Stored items
++++++

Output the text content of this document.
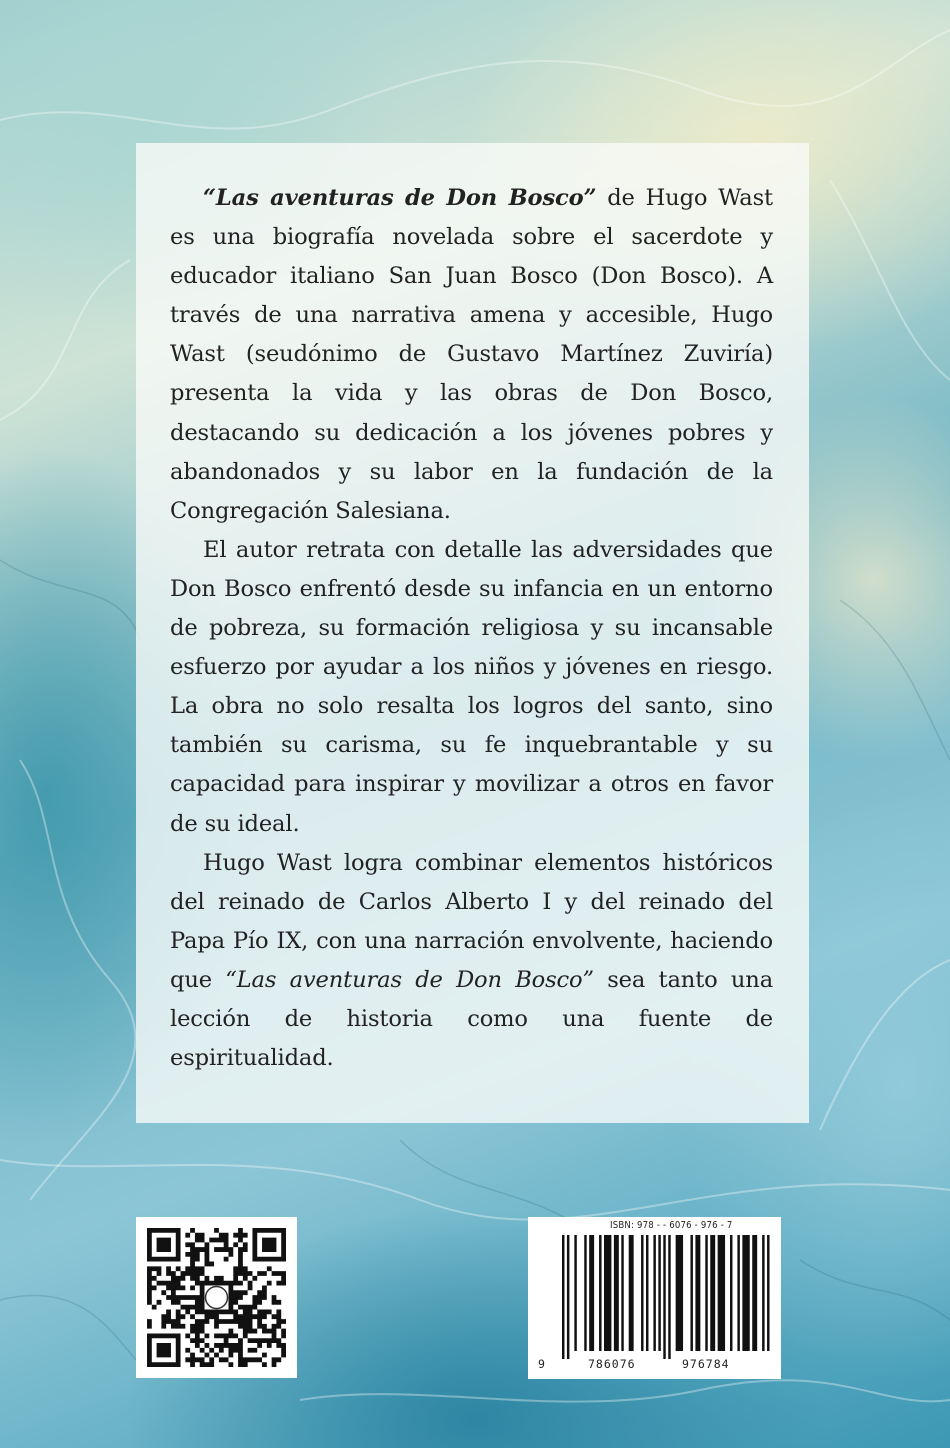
“Las aventuras de Don Bosco” de Hugo Wast es una biografía novelada sobre el sacerdote y educador italiano San Juan Bosco (Don Bosco). A través de una narrativa amena y accesible, Hugo Wast (seudónimo de Gustavo Martínez Zuviría) presenta la vida y las obras de Don Bosco, destacando su dedicación a los jóvenes pobres y abandonados y su labor en la fundación de la Congregación Salesiana.

El autor retrata con detalle las adversidades que Don Bosco enfrentó desde su infancia en un entorno de pobreza, su formación religiosa y su incansable esfuerzo por ayudar a los niños y jóvenes en riesgo. La obra no solo resalta los logros del santo, sino también su carisma, su fe inquebrantable y su capacidad para inspirar y movilizar a otros en favor de su ideal.

Hugo Wast logra combinar elementos históricos del reinado de Carlos Alberto I y del reinado del Papa Pío IX, con una narración envolvente, haciendo que “Las aventuras de Don Bosco” sea tanto una lección de historia como una fuente de espiritualidad.

ISBN: 978 - - 6076 - 976 - 7
9	786076	976784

++++++

■ **INSTRUCTION**: Identify the lines of the data that contain the word "jóvenes". Copy each of them.

■ **RESULT OF THIS EXERCISE**:
“Las aventuras de Don Bosco” de Hugo Wast es una biografía novelada sobre el sacerdote y educador italiano San Juan Bosco (Don Bosco). A través de una narrativa amena y accesible, Hugo Wast (seudónimo de Gustavo Martínez Zuviría) presenta la vida y las obras de Don Bosco, destacando su dedicación a los jóvenes pobres y abandonados y su labor en la fundación de la Congregación Salesiana.
El autor retrata con detalle las adversidades que Don Bosco enfrentó desde su infancia en un entorno de pobreza, su formación religiosa y su incansable esfuerzo por ayudar a los niños y jóvenes en riesgo. La obra no solo resalta los logros del santo, sino también su carisma, su fe inquebrantable y su capacidad para inspirar y movilizar a otros en favor de su ideal.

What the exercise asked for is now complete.